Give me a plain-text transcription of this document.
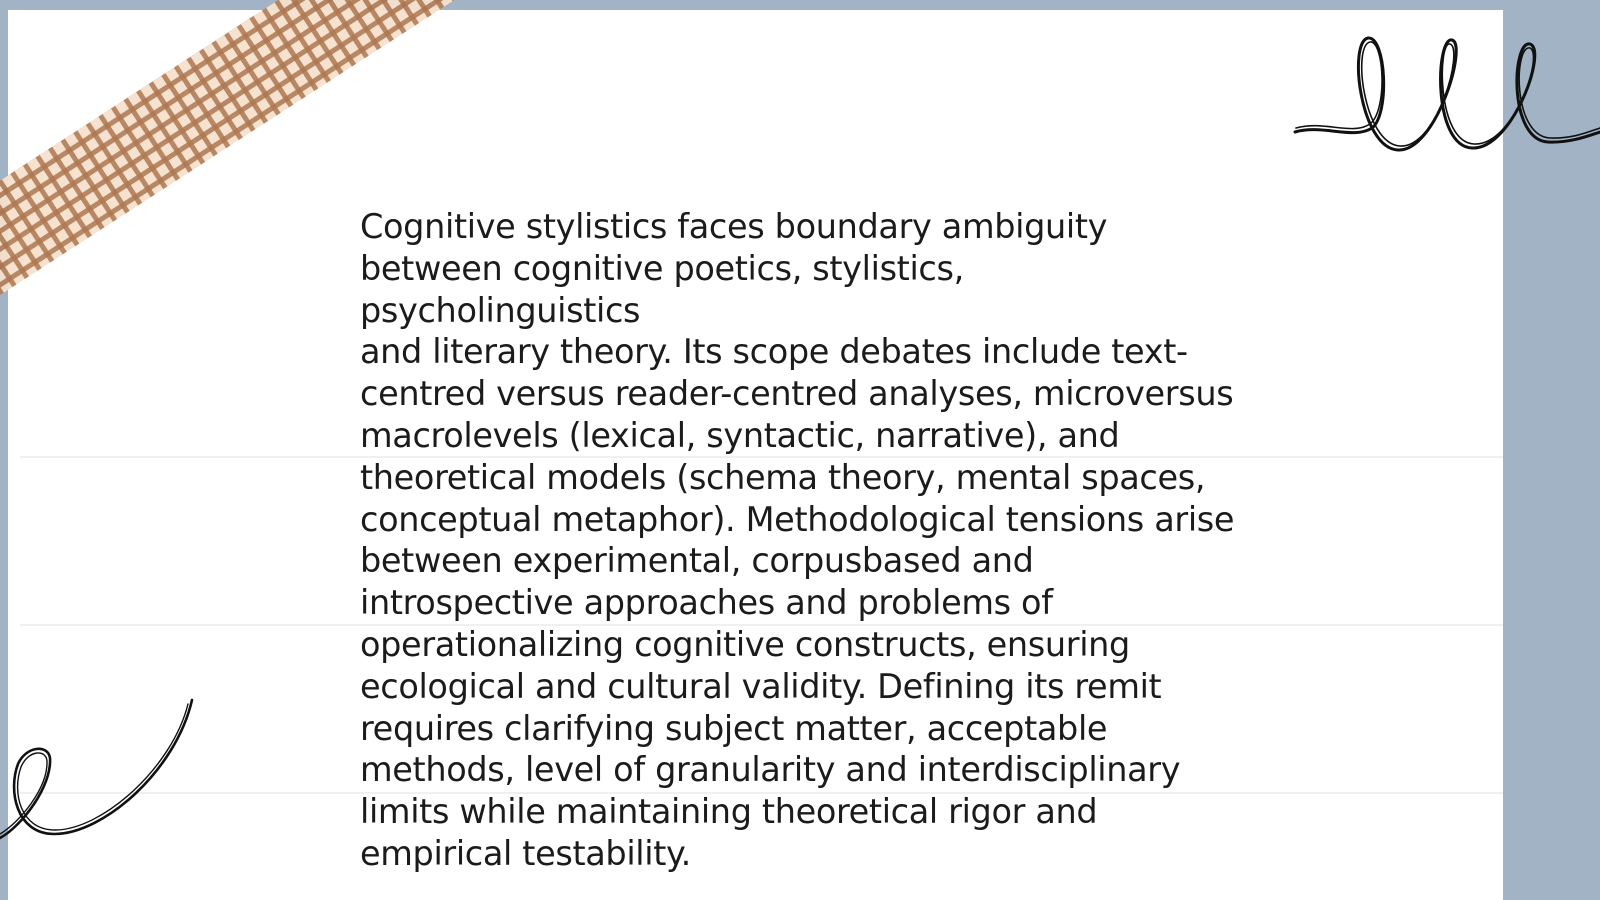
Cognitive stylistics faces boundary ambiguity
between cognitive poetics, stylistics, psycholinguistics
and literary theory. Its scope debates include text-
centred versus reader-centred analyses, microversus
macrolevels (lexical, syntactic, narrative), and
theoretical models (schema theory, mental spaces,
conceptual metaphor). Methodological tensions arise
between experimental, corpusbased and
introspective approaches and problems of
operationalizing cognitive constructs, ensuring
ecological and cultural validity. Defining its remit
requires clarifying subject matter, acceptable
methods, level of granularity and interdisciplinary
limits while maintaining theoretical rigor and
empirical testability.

• • •

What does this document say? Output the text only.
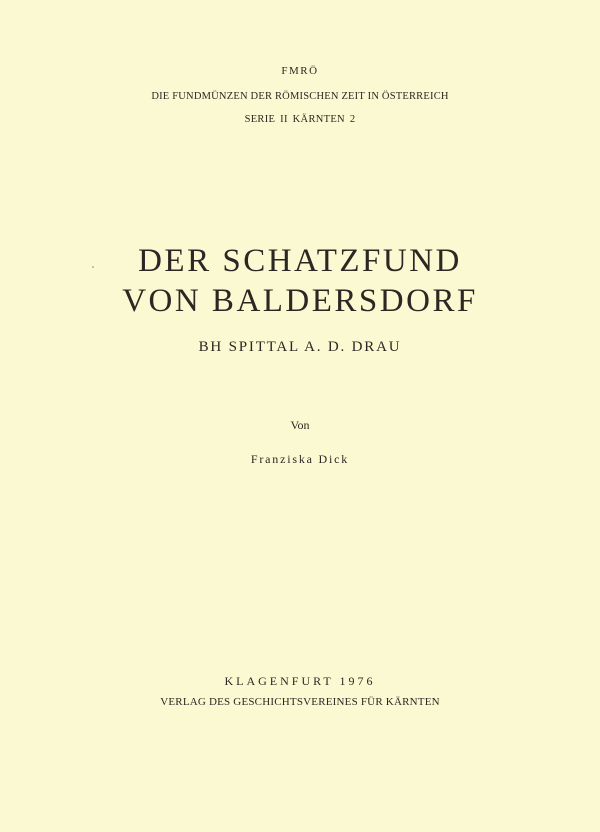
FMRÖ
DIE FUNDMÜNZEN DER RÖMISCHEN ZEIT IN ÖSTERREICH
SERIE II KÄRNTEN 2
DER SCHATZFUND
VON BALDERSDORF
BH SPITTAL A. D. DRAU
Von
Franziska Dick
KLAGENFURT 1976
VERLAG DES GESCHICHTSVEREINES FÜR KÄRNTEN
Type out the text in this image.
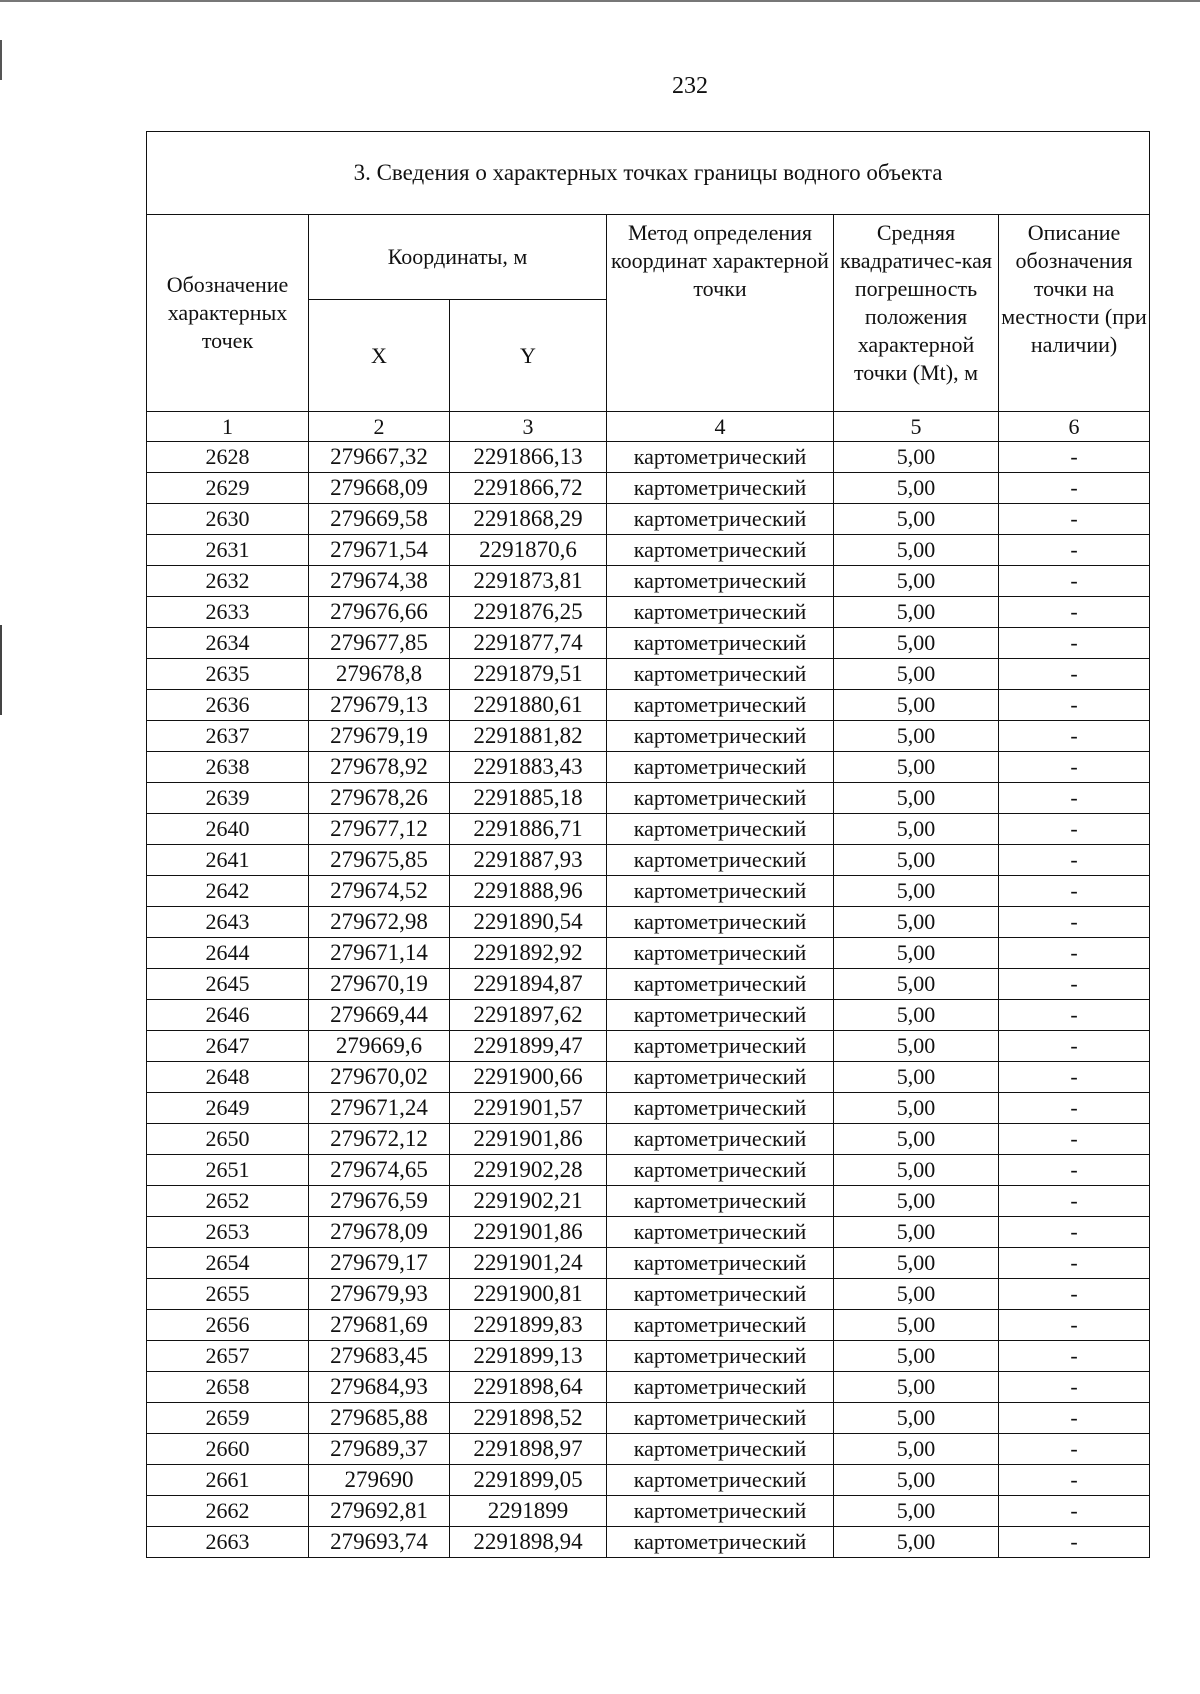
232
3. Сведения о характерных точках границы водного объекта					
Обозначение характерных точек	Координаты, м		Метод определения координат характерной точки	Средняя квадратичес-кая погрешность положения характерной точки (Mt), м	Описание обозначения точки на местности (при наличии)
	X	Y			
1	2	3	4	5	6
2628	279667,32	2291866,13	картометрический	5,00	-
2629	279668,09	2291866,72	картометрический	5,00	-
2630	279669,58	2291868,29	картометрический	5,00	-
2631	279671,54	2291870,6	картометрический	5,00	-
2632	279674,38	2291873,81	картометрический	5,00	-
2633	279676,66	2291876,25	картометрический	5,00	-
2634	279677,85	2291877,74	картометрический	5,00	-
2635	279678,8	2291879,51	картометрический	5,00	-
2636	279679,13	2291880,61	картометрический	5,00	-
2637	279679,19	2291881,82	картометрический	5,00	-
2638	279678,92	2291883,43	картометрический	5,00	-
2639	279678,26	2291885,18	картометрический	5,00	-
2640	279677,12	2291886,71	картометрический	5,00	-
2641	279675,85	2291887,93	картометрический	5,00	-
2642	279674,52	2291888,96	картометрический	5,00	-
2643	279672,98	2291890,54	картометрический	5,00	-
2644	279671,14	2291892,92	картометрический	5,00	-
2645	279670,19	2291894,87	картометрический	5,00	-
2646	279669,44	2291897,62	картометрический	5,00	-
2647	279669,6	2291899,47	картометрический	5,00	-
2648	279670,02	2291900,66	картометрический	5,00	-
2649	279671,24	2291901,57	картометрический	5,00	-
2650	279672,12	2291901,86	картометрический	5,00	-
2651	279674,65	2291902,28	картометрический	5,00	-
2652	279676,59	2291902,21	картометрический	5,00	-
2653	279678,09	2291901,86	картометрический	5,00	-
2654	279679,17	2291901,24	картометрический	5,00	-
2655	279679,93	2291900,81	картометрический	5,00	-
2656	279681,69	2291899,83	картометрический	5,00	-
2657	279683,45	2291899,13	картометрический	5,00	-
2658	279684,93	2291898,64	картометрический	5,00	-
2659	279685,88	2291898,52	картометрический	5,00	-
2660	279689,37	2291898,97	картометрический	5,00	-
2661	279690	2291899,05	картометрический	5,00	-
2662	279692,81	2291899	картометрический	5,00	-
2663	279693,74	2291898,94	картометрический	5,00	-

• • •

Search the entries for the string "between" and collect each line that has it.

between cognitive poetics, stylistics, psycholinguistics
between experimental, corpusbased and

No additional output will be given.